Provided text ▸
-=-=-=-=-

Each of them plays an important part in helping to shape where we live and work, but only Ed Viazey is a full time MP. This is why it is especially important to understand and use your MP effectively; because as Ed pointed out, that’s exactly what they’re paid to do – represent you.

They may not reflect the political values of your client or you, but they are still paid to work for the good of their constituents.  That work may mean securing or safeguarding better employment prospects, new homes, access to health care, better road or transport links, or a host of other things. The important thing is that if you don’t make them aware of your needs (or your clients’) then they can’t help.

Here are Ed’s top tips for working with your MP:

  1. The way to an MP’s heart is through his constituency. They will be available every Friday looking for constructive things to do. Do stuff on Fridays
  2. Come with something specific to do – not just an event or opening to attend, but a meaningful action they can do for you.

-=-=-=-=-

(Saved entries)
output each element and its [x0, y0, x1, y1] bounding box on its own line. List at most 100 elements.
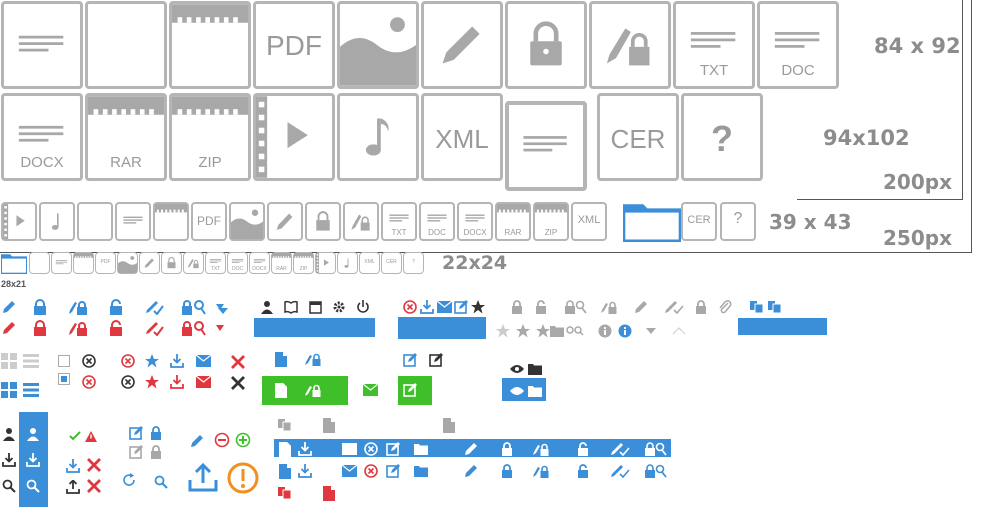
- tiny-tile-12[interactable]: ZIP: [293, 252, 314, 274]
- list-view-icon[interactable]: [22, 381, 40, 399]
- checkbox-icon[interactable]: [55, 352, 73, 370]
- mail-icon[interactable]: [194, 352, 212, 370]
- download-icon[interactable]: [168, 373, 186, 391]
- copy-icon[interactable]: [276, 416, 294, 434]
- lock-search-icon[interactable]: [644, 462, 668, 480]
- warning-icon[interactable]: [82, 427, 100, 445]
- star-icon[interactable]: [143, 373, 161, 391]
- add-icon[interactable]: [233, 430, 253, 450]
- file-tile-txt[interactable]: TXT: [673, 1, 755, 89]
- caret-up-icon[interactable]: [670, 322, 688, 340]
- search-icon[interactable]: [0, 477, 18, 495]
- file-tile-pdf[interactable]: PDF: [253, 1, 335, 89]
- user-icon[interactable]: [258, 298, 276, 316]
- pencil-icon[interactable]: [188, 432, 206, 450]
- edit-icon[interactable]: [384, 462, 402, 480]
- pencil-icon[interactable]: [632, 298, 650, 316]
- remove-icon[interactable]: [212, 430, 232, 450]
- paperclip-icon[interactable]: [716, 298, 734, 316]
- file-tile-image[interactable]: [337, 1, 419, 89]
- close-icon[interactable]: [228, 352, 248, 372]
- file-tile-audio[interactable]: [39, 202, 75, 241]
- info-icon[interactable]: [616, 322, 634, 340]
- star-icon[interactable]: [514, 322, 532, 340]
- file-tile-archive[interactable]: [153, 202, 189, 241]
- upload-icon[interactable]: [64, 478, 82, 496]
- file-tile-xml[interactable]: XML: [421, 93, 503, 181]
- tiny-tile-14[interactable]: [337, 252, 358, 274]
- edit-icon[interactable]: [127, 443, 145, 461]
- folder-icon[interactable]: [1, 252, 27, 274]
- pencil-icon[interactable]: [0, 319, 18, 337]
- sign-icon[interactable]: [608, 462, 632, 480]
- edit-icon[interactable]: [127, 424, 145, 442]
- file-tile-archive[interactable]: [169, 1, 251, 89]
- tiny-tile-2[interactable]: [73, 252, 94, 274]
- folder-tile-selected[interactable]: [623, 200, 681, 242]
- edit-icon[interactable]: [401, 381, 419, 399]
- tiny-tile-3[interactable]: PDF: [95, 252, 116, 274]
- calendar-icon[interactable]: [306, 298, 324, 316]
- mail-icon[interactable]: [194, 373, 212, 391]
- grid-view-icon[interactable]: [0, 381, 18, 399]
- file-tile-audio[interactable]: [337, 93, 419, 181]
- pencil-lock-icon[interactable]: [600, 298, 618, 316]
- unlock-icon[interactable]: [107, 319, 125, 337]
- search-icon[interactable]: [152, 473, 170, 491]
- tiny-tile-7[interactable]: [183, 252, 204, 274]
- pencil-lock-icon[interactable]: [532, 462, 550, 480]
- download-icon[interactable]: [296, 462, 314, 480]
- eye-icon[interactable]: [508, 360, 526, 378]
- copy-icon[interactable]: [766, 298, 784, 316]
- download-icon[interactable]: [0, 451, 18, 469]
- file-tile-video[interactable]: [253, 93, 335, 181]
- copy-icon[interactable]: [276, 484, 294, 502]
- copy-icon[interactable]: [748, 298, 766, 316]
- refresh-icon[interactable]: [120, 471, 138, 489]
- file-icon[interactable]: [276, 462, 294, 480]
- file-tile-cer[interactable]: CER: [597, 93, 679, 181]
- lock-search-icon[interactable]: [181, 298, 207, 316]
- caret-down-icon[interactable]: [214, 302, 232, 320]
- tiny-tile-13[interactable]: [315, 252, 336, 274]
- file-tile-edit[interactable]: [267, 202, 303, 241]
- folder-icon[interactable]: [526, 360, 544, 378]
- edit-icon[interactable]: [452, 298, 470, 316]
- mail-icon[interactable]: [340, 462, 358, 480]
- caret-down-icon[interactable]: [214, 323, 226, 333]
- edit-icon[interactable]: [384, 440, 402, 458]
- unlock-icon[interactable]: [532, 298, 550, 316]
- file-tile-edit-locked[interactable]: [343, 202, 379, 241]
- power-icon[interactable]: [354, 298, 372, 316]
- folder-icon[interactable]: [412, 440, 430, 458]
- file-icon[interactable]: [276, 440, 294, 458]
- file-tile-blank[interactable]: [77, 202, 113, 241]
- user-icon[interactable]: [0, 425, 18, 443]
- file-tile-pdf[interactable]: PDF: [191, 202, 227, 241]
- upload-icon[interactable]: [186, 460, 220, 494]
- file-tile-xml[interactable]: XML: [571, 202, 607, 241]
- search-icon[interactable]: [564, 322, 586, 340]
- cancel-icon[interactable]: [119, 352, 137, 370]
- file-tile-zip[interactable]: ZIP: [533, 202, 569, 241]
- tiny-tile-1[interactable]: [51, 252, 72, 274]
- pencil-lock-icon[interactable]: [302, 381, 324, 399]
- unlock-icon[interactable]: [574, 462, 592, 480]
- star-icon[interactable]: [469, 298, 487, 316]
- tiny-tile-10[interactable]: DOCX: [249, 252, 270, 274]
- lock-icon[interactable]: [508, 298, 526, 316]
- lock-icon[interactable]: [498, 462, 516, 480]
- file-tile-cer[interactable]: CER: [681, 202, 717, 241]
- pencil-icon[interactable]: [462, 440, 480, 458]
- cancel-icon[interactable]: [119, 373, 137, 391]
- lock-icon[interactable]: [31, 319, 49, 337]
- file-icon[interactable]: [272, 381, 290, 399]
- tiny-tile-0[interactable]: [29, 252, 50, 274]
- file-tile-zip[interactable]: ZIP: [169, 93, 251, 181]
- tiny-tile-9[interactable]: DOC: [227, 252, 248, 274]
- lock-icon[interactable]: [692, 298, 710, 316]
- file-icon[interactable]: [272, 350, 290, 368]
- close-icon[interactable]: [228, 373, 248, 393]
- pencil-icon[interactable]: [0, 298, 18, 316]
- download-icon[interactable]: [64, 457, 82, 475]
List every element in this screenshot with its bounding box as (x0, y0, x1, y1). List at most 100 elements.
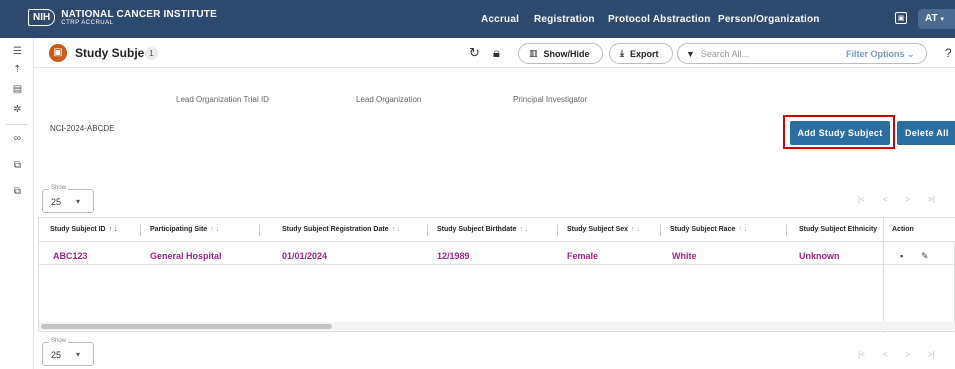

-=-=-=-=-

Required task 1 ▸ Set down the passage on working with your MP from "They may not" to "they can’t help.".
Required task 2 ▸ According to the passage on working with your MP, on which day of the week are MPs available in their constituency?
Required task 3 ▸ Can you extend the passage on working with your MP, picking up after its final sentence?

Task output 1 ▸
They may not reflect the political values of your client or you, but they are still paid to work for the good of their constituents.  That work may mean securing or safeguarding better employment prospects, new homes, access to health care, better road or transport links, or a host of other things. The important thing is that if you don’t make them aware of your needs (or your clients’) then they can’t help.

Task output 2 ▸ Every Friday.

Task output 3 ▸
  3. Give them a photo opportunity.
  4. Do your research and identify their areas of interest and committee membership.
  5. Develop a proper relationship from the start, with a formal, personal letter or email from the MD, rather than their PR, and build a meaningful dialogue between MP and brand.
  6. Ensure you spell out the connection with their constituency, which may require using a home rather than business address.
  7. Support any communication with information and statistics which present your case and highlight the local or specialist subject context, information the MP can then use.
  8. Bring in another business. Look for synergy across your market or subject, and how it dovetails with your MP’s interests and committee work, allowing them to justify working with you.
  9. Don’t neglect the opposition. As well as your current elected MP, involve other parties. They could be in power next, and will appreciate being informed. They may also be able to help right now.
  10. Identify the advisors who work with your MP and facilitate direct communication with them too.

Look out for the next event organised by the Oxford PUBlic Relations Group. They offer great networking and learning opportunities.

“How does PR secure a seat at the Board” Tues 17 Sept 2019, Jericho Tavern 6 – 9 pm

Nicola Green, Corporate Affairs Director, O2 (Telefonica UK)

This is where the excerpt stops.